The exercise
Examine the records and identify each line that includes the string "values". Copy those lines.

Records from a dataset
☆ ☆ ☆ ☆

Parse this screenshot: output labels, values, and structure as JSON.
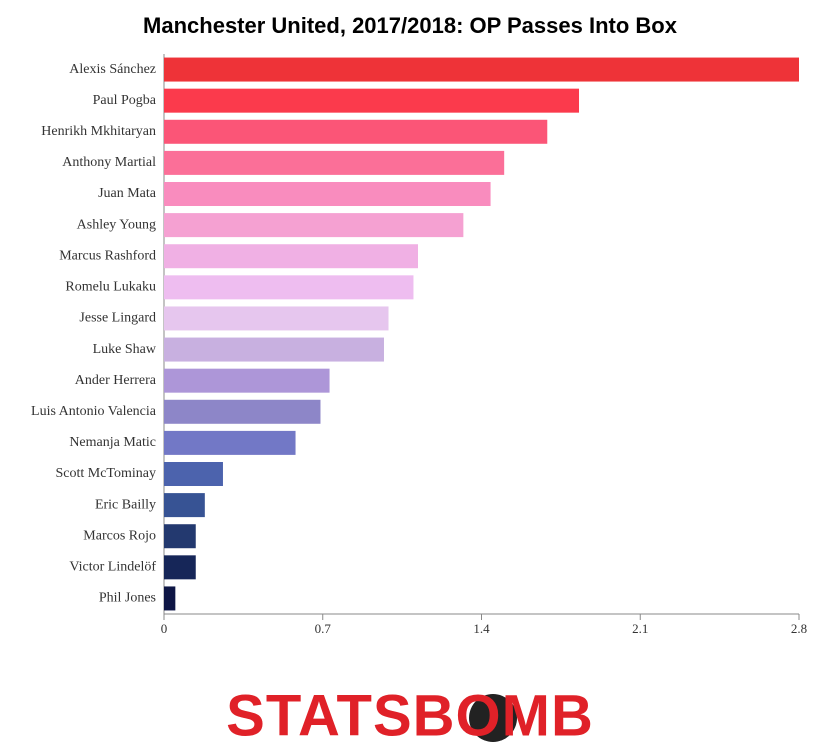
{
  "chart_data": {
    "type": "bar",
    "orientation": "horizontal",
    "title": "Manchester United, 2017/2018: OP Passes Into Box",
    "categories": [
      "Alexis Sánchez",
      "Paul Pogba",
      "Henrikh Mkhitaryan",
      "Anthony Martial",
      "Juan Mata",
      "Ashley Young",
      "Marcus Rashford",
      "Romelu Lukaku",
      "Jesse Lingard",
      "Luke Shaw",
      "Ander Herrera",
      "Luis Antonio Valencia",
      "Nemanja Matic",
      "Scott McTominay",
      "Eric Bailly",
      "Marcos Rojo",
      "Victor Lindelöf",
      "Phil Jones"
    ],
    "values": [
      2.8,
      1.83,
      1.69,
      1.5,
      1.44,
      1.32,
      1.12,
      1.1,
      0.99,
      0.97,
      0.73,
      0.69,
      0.58,
      0.26,
      0.18,
      0.14,
      0.14,
      0.05
    ],
    "colors": [
      "#ee3338",
      "#fb3a4c",
      "#fb5577",
      "#fb6f98",
      "#f98cbe",
      "#f5a1d2",
      "#f0b0e4",
      "#eebdf0",
      "#e6c6ee",
      "#c8b0e0",
      "#ad96d8",
      "#8d86c8",
      "#7278c6",
      "#4c63ad",
      "#375394",
      "#23396f",
      "#162658",
      "#0e1645"
    ],
    "xlim": [
      0,
      2.8
    ],
    "xticks": [
      0,
      0.7,
      1.4,
      2.1,
      2.8
    ]
  },
  "logo": "STATSBOMB"
}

☆ ☆ ☆ ☆

Exercise solution
Parse this screenshot: output labels, values, and structure as JSON.
    "values": [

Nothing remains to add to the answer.